- The task
Copy every entry precisely.

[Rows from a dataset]
• • • • • • •
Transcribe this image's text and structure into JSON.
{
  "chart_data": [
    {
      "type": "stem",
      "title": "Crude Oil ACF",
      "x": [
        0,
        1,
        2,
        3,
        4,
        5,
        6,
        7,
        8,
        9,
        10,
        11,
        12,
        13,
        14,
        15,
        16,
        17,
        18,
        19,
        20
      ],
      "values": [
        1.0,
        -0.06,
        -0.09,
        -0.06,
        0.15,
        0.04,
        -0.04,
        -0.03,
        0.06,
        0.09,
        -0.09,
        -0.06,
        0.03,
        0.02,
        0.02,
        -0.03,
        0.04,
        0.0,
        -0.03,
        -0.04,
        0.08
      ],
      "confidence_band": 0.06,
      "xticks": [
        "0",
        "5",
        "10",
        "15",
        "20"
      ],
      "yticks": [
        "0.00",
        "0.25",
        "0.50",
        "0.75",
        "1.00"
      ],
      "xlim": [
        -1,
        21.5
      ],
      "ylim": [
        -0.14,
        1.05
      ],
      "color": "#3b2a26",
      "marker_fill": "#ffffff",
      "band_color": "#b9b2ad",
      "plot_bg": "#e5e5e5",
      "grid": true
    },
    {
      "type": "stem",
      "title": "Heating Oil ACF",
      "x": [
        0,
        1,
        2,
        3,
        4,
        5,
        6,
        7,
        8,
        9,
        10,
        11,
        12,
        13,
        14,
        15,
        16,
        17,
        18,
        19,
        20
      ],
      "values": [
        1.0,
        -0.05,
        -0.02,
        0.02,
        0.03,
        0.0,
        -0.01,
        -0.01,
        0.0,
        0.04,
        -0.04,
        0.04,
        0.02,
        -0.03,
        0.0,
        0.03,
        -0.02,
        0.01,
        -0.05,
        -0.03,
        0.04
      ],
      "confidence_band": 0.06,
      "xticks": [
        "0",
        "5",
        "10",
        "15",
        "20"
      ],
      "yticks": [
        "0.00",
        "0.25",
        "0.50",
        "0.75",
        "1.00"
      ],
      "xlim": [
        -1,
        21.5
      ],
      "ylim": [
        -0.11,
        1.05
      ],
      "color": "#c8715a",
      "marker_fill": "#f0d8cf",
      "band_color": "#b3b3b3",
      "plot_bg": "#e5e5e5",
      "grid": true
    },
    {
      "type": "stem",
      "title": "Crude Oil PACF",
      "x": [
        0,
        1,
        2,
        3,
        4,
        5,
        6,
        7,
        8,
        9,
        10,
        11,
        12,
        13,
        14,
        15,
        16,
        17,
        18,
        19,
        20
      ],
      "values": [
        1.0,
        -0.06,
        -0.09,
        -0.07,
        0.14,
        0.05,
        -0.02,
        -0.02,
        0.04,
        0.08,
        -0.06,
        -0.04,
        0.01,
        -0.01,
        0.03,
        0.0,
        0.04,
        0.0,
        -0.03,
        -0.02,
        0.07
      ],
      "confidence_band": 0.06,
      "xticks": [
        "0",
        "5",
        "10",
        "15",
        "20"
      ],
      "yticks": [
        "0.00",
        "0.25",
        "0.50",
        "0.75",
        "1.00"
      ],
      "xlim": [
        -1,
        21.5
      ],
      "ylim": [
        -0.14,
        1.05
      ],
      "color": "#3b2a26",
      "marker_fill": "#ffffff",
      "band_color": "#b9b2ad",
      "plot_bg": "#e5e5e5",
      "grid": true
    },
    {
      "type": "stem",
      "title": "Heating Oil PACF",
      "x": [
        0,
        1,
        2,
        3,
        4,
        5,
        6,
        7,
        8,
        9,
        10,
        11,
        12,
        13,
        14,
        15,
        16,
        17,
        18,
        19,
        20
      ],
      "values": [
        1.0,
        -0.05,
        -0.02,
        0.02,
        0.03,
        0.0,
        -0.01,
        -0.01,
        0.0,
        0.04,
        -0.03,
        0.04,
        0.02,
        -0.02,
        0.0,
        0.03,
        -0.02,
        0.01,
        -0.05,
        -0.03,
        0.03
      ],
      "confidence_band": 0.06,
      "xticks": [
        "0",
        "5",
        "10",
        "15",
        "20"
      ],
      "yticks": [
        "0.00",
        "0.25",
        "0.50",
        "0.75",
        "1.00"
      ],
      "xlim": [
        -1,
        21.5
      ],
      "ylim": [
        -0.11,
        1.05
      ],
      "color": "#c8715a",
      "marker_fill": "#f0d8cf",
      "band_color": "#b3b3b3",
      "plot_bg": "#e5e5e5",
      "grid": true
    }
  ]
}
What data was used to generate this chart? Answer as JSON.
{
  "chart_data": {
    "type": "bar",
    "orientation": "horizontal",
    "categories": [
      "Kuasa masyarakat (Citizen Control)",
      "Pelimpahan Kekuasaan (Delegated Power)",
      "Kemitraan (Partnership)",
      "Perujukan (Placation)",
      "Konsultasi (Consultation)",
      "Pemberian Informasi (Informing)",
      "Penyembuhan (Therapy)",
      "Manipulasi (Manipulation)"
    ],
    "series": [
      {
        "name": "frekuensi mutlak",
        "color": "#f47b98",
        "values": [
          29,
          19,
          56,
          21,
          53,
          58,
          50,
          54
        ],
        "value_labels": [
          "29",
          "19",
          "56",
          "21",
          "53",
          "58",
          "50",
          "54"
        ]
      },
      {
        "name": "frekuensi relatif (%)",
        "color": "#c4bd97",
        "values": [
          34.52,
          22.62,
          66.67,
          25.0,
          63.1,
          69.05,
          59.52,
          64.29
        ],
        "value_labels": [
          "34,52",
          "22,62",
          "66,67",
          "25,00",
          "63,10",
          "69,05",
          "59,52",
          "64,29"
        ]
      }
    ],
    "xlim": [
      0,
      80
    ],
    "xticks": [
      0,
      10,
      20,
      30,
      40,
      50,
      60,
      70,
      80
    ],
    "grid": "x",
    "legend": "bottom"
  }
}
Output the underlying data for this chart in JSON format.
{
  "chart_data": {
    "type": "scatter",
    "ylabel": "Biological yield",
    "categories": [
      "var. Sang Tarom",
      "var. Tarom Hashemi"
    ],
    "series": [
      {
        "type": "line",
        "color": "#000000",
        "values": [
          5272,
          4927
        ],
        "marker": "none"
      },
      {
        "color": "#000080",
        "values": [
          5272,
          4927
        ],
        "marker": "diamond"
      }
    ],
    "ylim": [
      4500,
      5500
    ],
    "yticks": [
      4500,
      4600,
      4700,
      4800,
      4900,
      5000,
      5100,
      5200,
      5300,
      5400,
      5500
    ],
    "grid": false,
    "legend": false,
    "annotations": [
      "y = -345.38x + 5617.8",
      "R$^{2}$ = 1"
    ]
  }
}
• • • • • • •
- Result for this task
Transcribe this image's text and structure into JSON.
{
  "chart_data": [
    {
      "type": "stem",
      "title": "Crude Oil ACF",
      "x": [
        0,
        1,
        2,
        3,
        4,
        5,
        6,
        7,
        8,
        9,
        10,
        11,
        12,
        13,
        14,
        15,
        16,
        17,
        18,
        19,
        20
      ],
      "values": [
        1.0,
        -0.06,
        -0.09,
        -0.06,
        0.15,
        0.04,
        -0.04,
        -0.03,
        0.06,
        0.09,
        -0.09,
        -0.06,
        0.03,
        0.02,
        0.02,
        -0.03,
        0.04,
        0.0,
        -0.03,
        -0.04,
        0.08
      ],
      "confidence_band": 0.06,
      "xticks": [
        "0",
        "5",
        "10",
        "15",
        "20"
      ],
      "yticks": [
        "0.00",
        "0.25",
        "0.50",
        "0.75",
        "1.00"
      ],
      "xlim": [
        -1,
        21.5
      ],
      "ylim": [
        -0.14,
        1.05
      ],
      "color": "#3b2a26",
      "marker_fill": "#ffffff",
      "band_color": "#b9b2ad",
      "plot_bg": "#e5e5e5",
      "grid": true
    },
    {
      "type": "stem",
      "title": "Heating Oil ACF",
      "x": [
        0,
        1,
        2,
        3,
        4,
        5,
        6,
        7,
        8,
        9,
        10,
        11,
        12,
        13,
        14,
        15,
        16,
        17,
        18,
        19,
        20
      ],
      "values": [
        1.0,
        -0.05,
        -0.02,
        0.02,
        0.03,
        0.0,
        -0.01,
        -0.01,
        0.0,
        0.04,
        -0.04,
        0.04,
        0.02,
        -0.03,
        0.0,
        0.03,
        -0.02,
        0.01,
        -0.05,
        -0.03,
        0.04
      ],
      "confidence_band": 0.06,
      "xticks": [
        "0",
        "5",
        "10",
        "15",
        "20"
      ],
      "yticks": [
        "0.00",
        "0.25",
        "0.50",
        "0.75",
        "1.00"
      ],
      "xlim": [
        -1,
        21.5
      ],
      "ylim": [
        -0.11,
        1.05
      ],
      "color": "#c8715a",
      "marker_fill": "#f0d8cf",
      "band_color": "#b3b3b3",
      "plot_bg": "#e5e5e5",
      "grid": true
    },
    {
      "type": "stem",
      "title": "Crude Oil PACF",
      "x": [
        0,
        1,
        2,
        3,
        4,
        5,
        6,
        7,
        8,
        9,
        10,
        11,
        12,
        13,
        14,
        15,
        16,
        17,
        18,
        19,
        20
      ],
      "values": [
        1.0,
        -0.06,
        -0.09,
        -0.07,
        0.14,
        0.05,
        -0.02,
        -0.02,
        0.04,
        0.08,
        -0.06,
        -0.04,
        0.01,
        -0.01,
        0.03,
        0.0,
        0.04,
        0.0,
        -0.03,
        -0.02,
        0.07
      ],
      "confidence_band": 0.06,
      "xticks": [
        "0",
        "5",
        "10",
        "15",
        "20"
      ],
      "yticks": [
        "0.00",
        "0.25",
        "0.50",
        "0.75",
        "1.00"
      ],
      "xlim": [
        -1,
        21.5
      ],
      "ylim": [
        -0.14,
        1.05
      ],
      "color": "#3b2a26",
      "marker_fill": "#ffffff",
      "band_color": "#b9b2ad",
      "plot_bg": "#e5e5e5",
      "grid": true
    },
    {
      "type": "stem",
      "title": "Heating Oil PACF",
      "x": [
        0,
        1,
        2,
        3,
        4,
        5,
        6,
        7,
        8,
        9,
        10,
        11,
        12,
        13,
        14,
        15,
        16,
        17,
        18,
        19,
        20
      ],
      "values": [
        1.0,
        -0.05,
        -0.02,
        0.02,
        0.03,
        0.0,
        -0.01,
        -0.01,
        0.0,
        0.04,
        -0.03,
        0.04,
        0.02,
        -0.02,
        0.0,
        0.03,
        -0.02,
        0.01,
        -0.05,
        -0.03,
        0.03
      ],
      "confidence_band": 0.06,
      "xticks": [
        "0",
        "5",
        "10",
        "15",
        "20"
      ],
      "yticks": [
        "0.00",
        "0.25",
        "0.50",
        "0.75",
        "1.00"
      ],
      "xlim": [
        -1,
        21.5
      ],
      "ylim": [
        -0.11,
        1.05
      ],
      "color": "#c8715a",
      "marker_fill": "#f0d8cf",
      "band_color": "#b3b3b3",
      "plot_bg": "#e5e5e5",
      "grid": true
    }
  ]
}
What data was used to generate this chart? Answer as JSON.
{
  "chart_data": {
    "type": "bar",
    "orientation": "horizontal",
    "categories": [
      "Kuasa masyarakat (Citizen Control)",
      "Pelimpahan Kekuasaan (Delegated Power)",
      "Kemitraan (Partnership)",
      "Perujukan (Placation)",
      "Konsultasi (Consultation)",
      "Pemberian Informasi (Informing)",
      "Penyembuhan (Therapy)",
      "Manipulasi (Manipulation)"
    ],
    "series": [
      {
        "name": "frekuensi mutlak",
        "color": "#f47b98",
        "values": [
          29,
          19,
          56,
          21,
          53,
          58,
          50,
          54
        ],
        "value_labels": [
          "29",
          "19",
          "56",
          "21",
          "53",
          "58",
          "50",
          "54"
        ]
      },
      {
        "name": "frekuensi relatif (%)",
        "color": "#c4bd97",
        "values": [
          34.52,
          22.62,
          66.67,
          25.0,
          63.1,
          69.05,
          59.52,
          64.29
        ],
        "value_labels": [
          "34,52",
          "22,62",
          "66,67",
          "25,00",
          "63,10",
          "69,05",
          "59,52",
          "64,29"
        ]
      }
    ],
    "xlim": [
      0,
      80
    ],
    "xticks": [
      0,
      10,
      20,
      30,
      40,
      50,
      60,
      70,
      80
    ],
    "grid": "x",
    "legend": "bottom"
  }
}
Output the underlying data for this chart in JSON format.
{
  "chart_data": {
    "type": "scatter",
    "ylabel": "Biological yield",
    "categories": [
      "var. Sang Tarom",
      "var. Tarom Hashemi"
    ],
    "series": [
      {
        "type": "line",
        "color": "#000000",
        "values": [
          5272,
          4927
        ],
        "marker": "none"
      },
      {
        "color": "#000080",
        "values": [
          5272,
          4927
        ],
        "marker": "diamond"
      }
    ],
    "ylim": [
      4500,
      5500
    ],
    "yticks": [
      4500,
      4600,
      4700,
      4800,
      4900,
      5000,
      5100,
      5200,
      5300,
      5400,
      5500
    ],
    "grid": false,
    "legend": false,
    "annotations": [
      "y = -345.38x + 5617.8",
      "R$^{2}$ = 1"
    ]
  }
}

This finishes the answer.